--- start of LISTED RECORDS ---
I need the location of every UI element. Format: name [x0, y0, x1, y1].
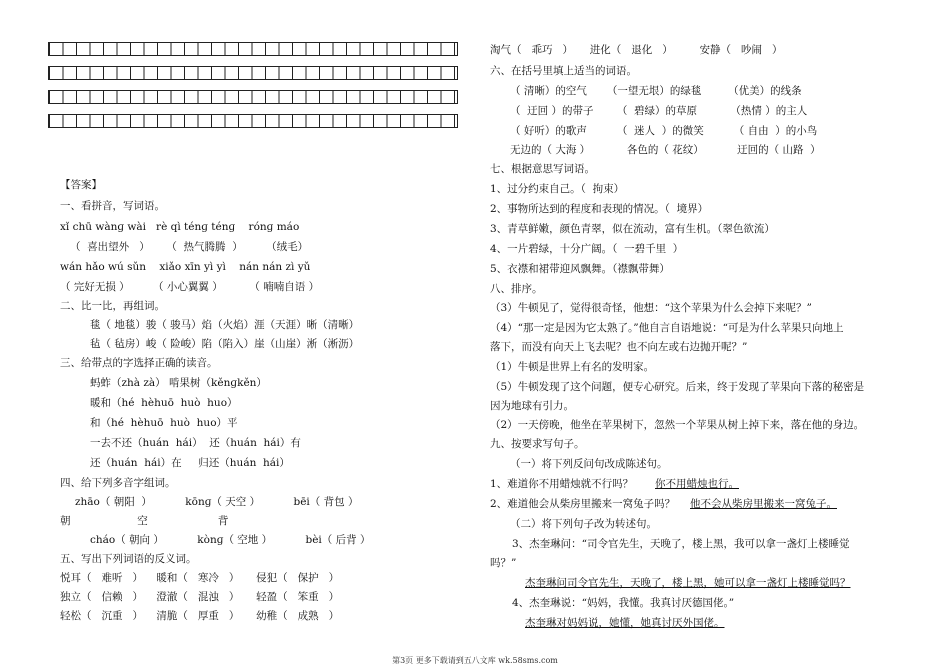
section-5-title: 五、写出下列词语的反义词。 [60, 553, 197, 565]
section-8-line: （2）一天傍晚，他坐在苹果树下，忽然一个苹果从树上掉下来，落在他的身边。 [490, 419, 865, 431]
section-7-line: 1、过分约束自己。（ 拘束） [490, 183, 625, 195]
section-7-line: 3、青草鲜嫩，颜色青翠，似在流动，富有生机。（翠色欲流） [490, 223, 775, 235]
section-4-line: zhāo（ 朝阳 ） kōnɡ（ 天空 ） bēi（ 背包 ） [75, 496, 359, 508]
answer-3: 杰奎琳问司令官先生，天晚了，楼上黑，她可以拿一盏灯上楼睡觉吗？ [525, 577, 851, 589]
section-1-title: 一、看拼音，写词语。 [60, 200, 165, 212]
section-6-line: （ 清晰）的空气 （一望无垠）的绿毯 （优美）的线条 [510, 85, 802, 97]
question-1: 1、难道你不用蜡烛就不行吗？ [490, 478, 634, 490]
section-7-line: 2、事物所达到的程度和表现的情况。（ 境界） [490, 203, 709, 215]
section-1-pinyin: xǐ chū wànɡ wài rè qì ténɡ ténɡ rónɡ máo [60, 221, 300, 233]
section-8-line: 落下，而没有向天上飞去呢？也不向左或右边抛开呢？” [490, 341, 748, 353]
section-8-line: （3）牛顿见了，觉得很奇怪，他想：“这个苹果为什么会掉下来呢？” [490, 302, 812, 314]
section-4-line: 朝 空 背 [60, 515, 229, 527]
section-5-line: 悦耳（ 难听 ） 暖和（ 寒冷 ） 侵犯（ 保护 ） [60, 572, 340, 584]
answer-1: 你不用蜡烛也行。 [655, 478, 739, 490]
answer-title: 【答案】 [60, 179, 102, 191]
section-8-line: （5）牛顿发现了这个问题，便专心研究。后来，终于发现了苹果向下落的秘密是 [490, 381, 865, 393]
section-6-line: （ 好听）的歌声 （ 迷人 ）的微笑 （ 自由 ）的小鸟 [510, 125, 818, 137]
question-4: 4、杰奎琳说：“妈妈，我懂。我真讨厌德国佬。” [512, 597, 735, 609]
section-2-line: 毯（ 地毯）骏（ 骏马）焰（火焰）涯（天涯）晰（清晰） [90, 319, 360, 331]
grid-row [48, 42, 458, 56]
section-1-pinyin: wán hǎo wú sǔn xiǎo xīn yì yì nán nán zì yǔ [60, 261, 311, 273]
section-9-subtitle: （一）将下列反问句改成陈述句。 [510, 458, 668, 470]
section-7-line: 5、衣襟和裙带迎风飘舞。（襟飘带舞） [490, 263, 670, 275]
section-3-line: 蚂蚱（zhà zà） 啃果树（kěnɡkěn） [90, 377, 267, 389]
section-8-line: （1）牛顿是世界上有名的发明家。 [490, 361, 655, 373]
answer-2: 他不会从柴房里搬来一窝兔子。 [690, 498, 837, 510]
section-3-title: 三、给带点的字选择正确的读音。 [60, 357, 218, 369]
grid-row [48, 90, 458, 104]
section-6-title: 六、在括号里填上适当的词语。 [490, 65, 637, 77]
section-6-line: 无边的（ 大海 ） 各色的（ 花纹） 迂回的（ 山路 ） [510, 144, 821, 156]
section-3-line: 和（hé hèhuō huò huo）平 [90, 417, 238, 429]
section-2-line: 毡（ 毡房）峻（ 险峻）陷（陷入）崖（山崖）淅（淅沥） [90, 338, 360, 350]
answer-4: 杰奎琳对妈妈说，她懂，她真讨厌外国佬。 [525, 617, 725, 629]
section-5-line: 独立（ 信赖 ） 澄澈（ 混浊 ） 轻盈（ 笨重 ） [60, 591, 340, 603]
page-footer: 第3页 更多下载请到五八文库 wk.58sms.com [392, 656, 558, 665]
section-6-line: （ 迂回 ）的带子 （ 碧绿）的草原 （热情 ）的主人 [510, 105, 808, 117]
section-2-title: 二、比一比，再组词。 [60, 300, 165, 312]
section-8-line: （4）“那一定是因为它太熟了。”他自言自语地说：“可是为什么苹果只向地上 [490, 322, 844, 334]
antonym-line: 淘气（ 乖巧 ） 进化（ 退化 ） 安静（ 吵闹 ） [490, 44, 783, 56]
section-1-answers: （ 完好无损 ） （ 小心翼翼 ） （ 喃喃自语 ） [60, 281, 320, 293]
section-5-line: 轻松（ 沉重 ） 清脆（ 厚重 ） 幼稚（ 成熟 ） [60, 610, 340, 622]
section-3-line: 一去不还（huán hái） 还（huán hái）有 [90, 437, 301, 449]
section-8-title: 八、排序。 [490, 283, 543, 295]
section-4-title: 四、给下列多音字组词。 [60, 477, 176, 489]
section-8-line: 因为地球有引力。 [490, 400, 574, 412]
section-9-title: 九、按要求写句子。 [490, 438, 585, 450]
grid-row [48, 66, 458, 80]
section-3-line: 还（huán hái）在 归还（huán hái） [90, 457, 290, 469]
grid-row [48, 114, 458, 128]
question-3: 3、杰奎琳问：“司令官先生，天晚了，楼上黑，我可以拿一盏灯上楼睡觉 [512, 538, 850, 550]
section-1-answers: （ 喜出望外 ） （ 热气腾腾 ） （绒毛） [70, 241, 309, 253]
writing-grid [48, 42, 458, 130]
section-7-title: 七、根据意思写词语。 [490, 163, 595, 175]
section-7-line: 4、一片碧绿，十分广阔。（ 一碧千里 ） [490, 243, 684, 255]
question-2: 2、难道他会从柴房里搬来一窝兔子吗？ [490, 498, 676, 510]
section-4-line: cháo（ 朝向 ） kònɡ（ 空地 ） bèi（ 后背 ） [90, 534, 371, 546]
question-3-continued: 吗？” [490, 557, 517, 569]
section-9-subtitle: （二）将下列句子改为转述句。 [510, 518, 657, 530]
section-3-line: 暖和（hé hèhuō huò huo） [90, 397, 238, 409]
--- end of LISTED RECORDS ---
--- start of LISTED RECORDS ---
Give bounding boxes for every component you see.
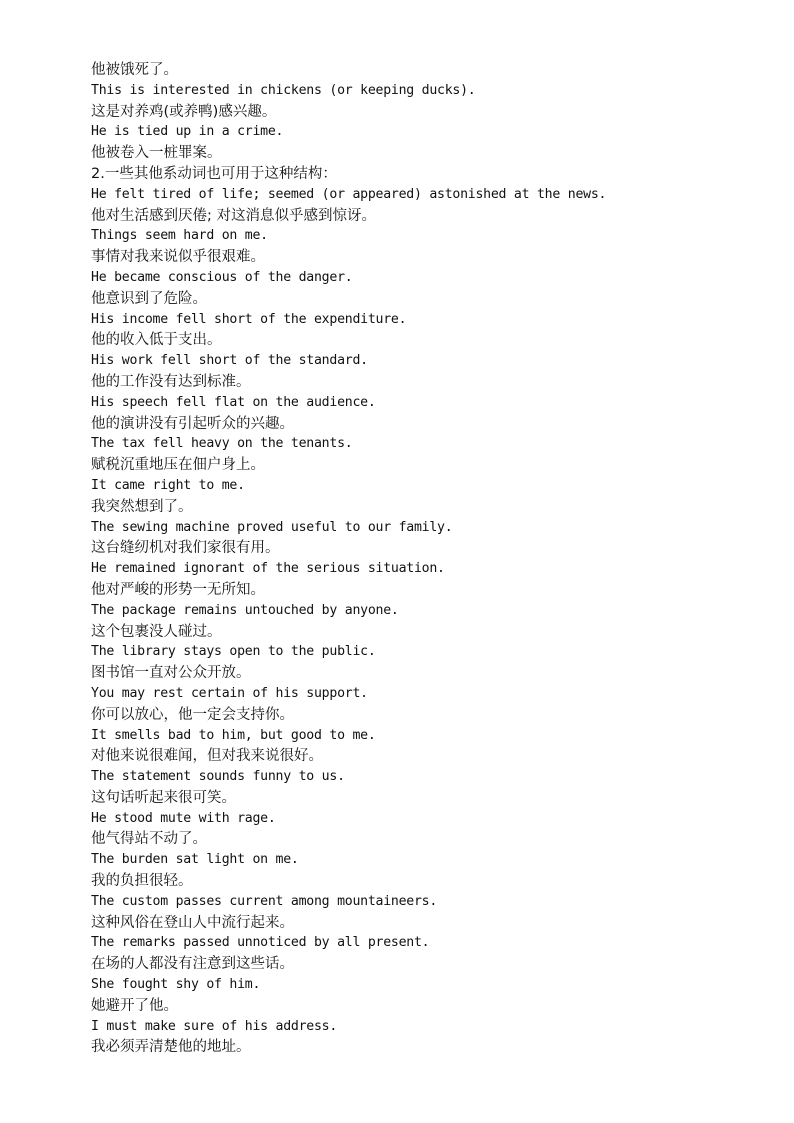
--- end of LISTED RECORDS ---
» THE TASK:
Retype the lines from the one containing "I need the location" through the one containing "question-1: 1、难道你不用蜡烛就不行吗？ [490, 478, 634, 490]", both included, reproducing each character as it appears in the records. Leave the pictures out.

» ANSWER TO THIS EXERCISE:
I need the location of every UI element. Format: name [x0, y0, x1, y1].
section-5-title: 五、写出下列词语的反义词。 [60, 553, 197, 565]
section-8-line: （2）一天傍晚，他坐在苹果树下，忽然一个苹果从树上掉下来，落在他的身边。 [490, 419, 865, 431]
section-7-line: 1、过分约束自己。（ 拘束） [490, 183, 625, 195]
section-7-line: 3、青草鲜嫩，颜色青翠，似在流动，富有生机。（翠色欲流） [490, 223, 775, 235]
section-4-line: zhāo（ 朝阳 ） kōnɡ（ 天空 ） bēi（ 背包 ） [75, 496, 359, 508]
answer-3: 杰奎琳问司令官先生，天晚了，楼上黑，她可以拿一盏灯上楼睡觉吗？ [525, 577, 851, 589]
section-1-title: 一、看拼音，写词语。 [60, 200, 165, 212]
section-6-line: （ 清晰）的空气 （一望无垠）的绿毯 （优美）的线条 [510, 85, 802, 97]
question-1: 1、难道你不用蜡烛就不行吗？ [490, 478, 634, 490]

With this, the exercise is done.